— Exercise task —
Leave every picture out and write out the records below exactly.

-=-=-

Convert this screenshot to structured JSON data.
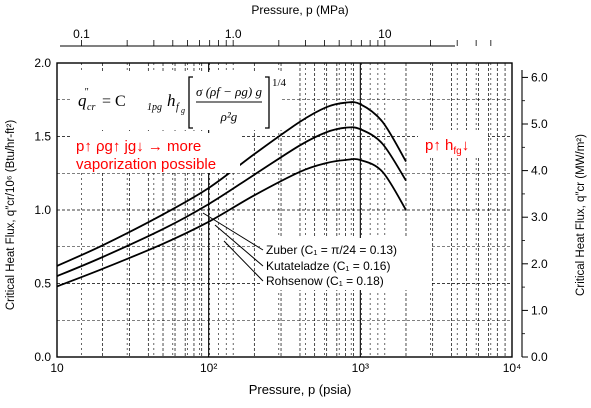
{
  "chart_data": {
    "type": "line",
    "xscale": "log",
    "xlim": [
      10,
      10000
    ],
    "ylim": [
      0,
      2.0
    ],
    "xlabel": "Pressure, p (psia)",
    "ylabel": "Critical Heat Flux, q″cr/10⁶ (Btu/hr-ft²)",
    "x2label": "Pressure, p (MPa)",
    "y2label": "Critical Heat Flux, q″cr (MW/m²)",
    "x_ticks": [
      "10",
      "10²",
      "10³",
      "10⁴"
    ],
    "y_ticks": [
      "0.0",
      "0.5",
      "1.0",
      "1.5",
      "2.0"
    ],
    "x2_ticks": [
      "0.1",
      "1.0",
      "10"
    ],
    "y2_ticks": [
      "0.0",
      "1.0",
      "2.0",
      "3.0",
      "4.0",
      "5.0",
      "6.0"
    ],
    "grid": true,
    "series": [
      {
        "name": "Zuber (C₁ = π/24 = 0.13)",
        "x": [
          10,
          20,
          50,
          100,
          200,
          400,
          600,
          800,
          1000,
          1400,
          2000
        ],
        "y": [
          0.48,
          0.6,
          0.77,
          0.92,
          1.1,
          1.26,
          1.32,
          1.34,
          1.34,
          1.26,
          1.0
        ]
      },
      {
        "name": "Kutateladze (C₁ = 0.16)",
        "x": [
          10,
          20,
          50,
          100,
          200,
          400,
          600,
          800,
          1000,
          1400,
          2000
        ],
        "y": [
          0.55,
          0.68,
          0.87,
          1.04,
          1.24,
          1.44,
          1.53,
          1.56,
          1.55,
          1.45,
          1.2
        ]
      },
      {
        "name": "Rohsenow (C₁ = 0.18)",
        "x": [
          10,
          20,
          50,
          100,
          200,
          400,
          600,
          800,
          1000,
          1400,
          2000
        ],
        "y": [
          0.62,
          0.76,
          0.97,
          1.15,
          1.38,
          1.6,
          1.7,
          1.73,
          1.72,
          1.6,
          1.33
        ]
      }
    ]
  },
  "formula": {
    "q": "q",
    "q_sup": "″",
    "q_sub": "cr",
    "equals": "= C",
    "c_sub": "1pg",
    "h": "h",
    "h_sub": "f",
    "h_subsub": "g",
    "num": "σ (ρf − ρg) g",
    "den": "ρ²g",
    "exponent": "1/4"
  },
  "annotations": {
    "left_line1": "p↑ ρg↑ jg↓ → more",
    "left_line2": "vaporization possible",
    "right_main": "p↑ h",
    "right_sub": "fg",
    "right_arrow": "↓"
  },
  "legend_labels": {
    "zuber": "Zuber (C₁ = π/24 = 0.13)",
    "kutateladze": "Kutateladze (C₁ = 0.16)",
    "rohsenow": "Rohsenow (C₁ = 0.18)"
  },
  "colors": {
    "annotation": "#ff0000",
    "curve": "#000000",
    "grid": "#000000"
  }
}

-=-=-

— Expected answer —
Convert this screenshot to structured JSON data.
{
  "chart_data": {
    "type": "line",
    "xscale": "log",
    "xlim": [
      10,
      10000
    ],
    "ylim": [
      0,
      2.0
    ],
    "xlabel": "Pressure, p (psia)",
    "ylabel": "Critical Heat Flux, q″cr/10⁶ (Btu/hr-ft²)",
    "x2label": "Pressure, p (MPa)",
    "y2label": "Critical Heat Flux, q″cr (MW/m²)",
    "x_ticks": [
      "10",
      "10²",
      "10³",
      "10⁴"
    ],
    "y_ticks": [
      "0.0",
      "0.5",
      "1.0",
      "1.5",
      "2.0"
    ],
    "x2_ticks": [
      "0.1",
      "1.0",
      "10"
    ],
    "y2_ticks": [
      "0.0",
      "1.0",
      "2.0",
      "3.0",
      "4.0",
      "5.0",
      "6.0"
    ],
    "grid": true,
    "series": [
      {
        "name": "Zuber (C₁ = π/24 = 0.13)",
        "x": [
          10,
          20,
          50,
          100,
          200,
          400,
          600,
          800,
          1000,
          1400,
          2000
        ],
        "y": [
          0.48,
          0.6,
          0.77,
          0.92,
          1.1,
          1.26,
          1.32,
          1.34,
          1.34,
          1.26,
          1.0
        ]
      },
      {
        "name": "Kutateladze (C₁ = 0.16)",
        "x": [
          10,
          20,
          50,
          100,
          200,
          400,
          600,
          800,
          1000,
          1400,
          2000
        ],
        "y": [
          0.55,
          0.68,
          0.87,
          1.04,
          1.24,
          1.44,
          1.53,
          1.56,
          1.55,
          1.45,
          1.2
        ]
      },
      {
        "name": "Rohsenow (C₁ = 0.18)",
        "x": [
          10,
          20,
          50,
          100,
          200,
          400,
          600,
          800,
          1000,
          1400,
          2000
        ],
        "y": [
          0.62,
          0.76,
          0.97,
          1.15,
          1.38,
          1.6,
          1.7,
          1.73,
          1.72,
          1.6,
          1.33
        ]
      }
    ]
  },
  "formula": {
    "q": "q",
    "q_sup": "″",
    "q_sub": "cr",
    "equals": "= C",
    "c_sub": "1pg",
    "h": "h",
    "h_sub": "f",
    "h_subsub": "g",
    "num": "σ (ρf − ρg) g",
    "den": "ρ²g",
    "exponent": "1/4"
  },
  "annotations": {
    "left_line1": "p↑ ρg↑ jg↓ → more",
    "left_line2": "vaporization possible",
    "right_main": "p↑ h",
    "right_sub": "fg",
    "right_arrow": "↓"
  },
  "legend_labels": {
    "zuber": "Zuber (C₁ = π/24 = 0.13)",
    "kutateladze": "Kutateladze (C₁ = 0.16)",
    "rohsenow": "Rohsenow (C₁ = 0.18)"
  },
  "colors": {
    "annotation": "#ff0000",
    "curve": "#000000",
    "grid": "#000000"
  }
}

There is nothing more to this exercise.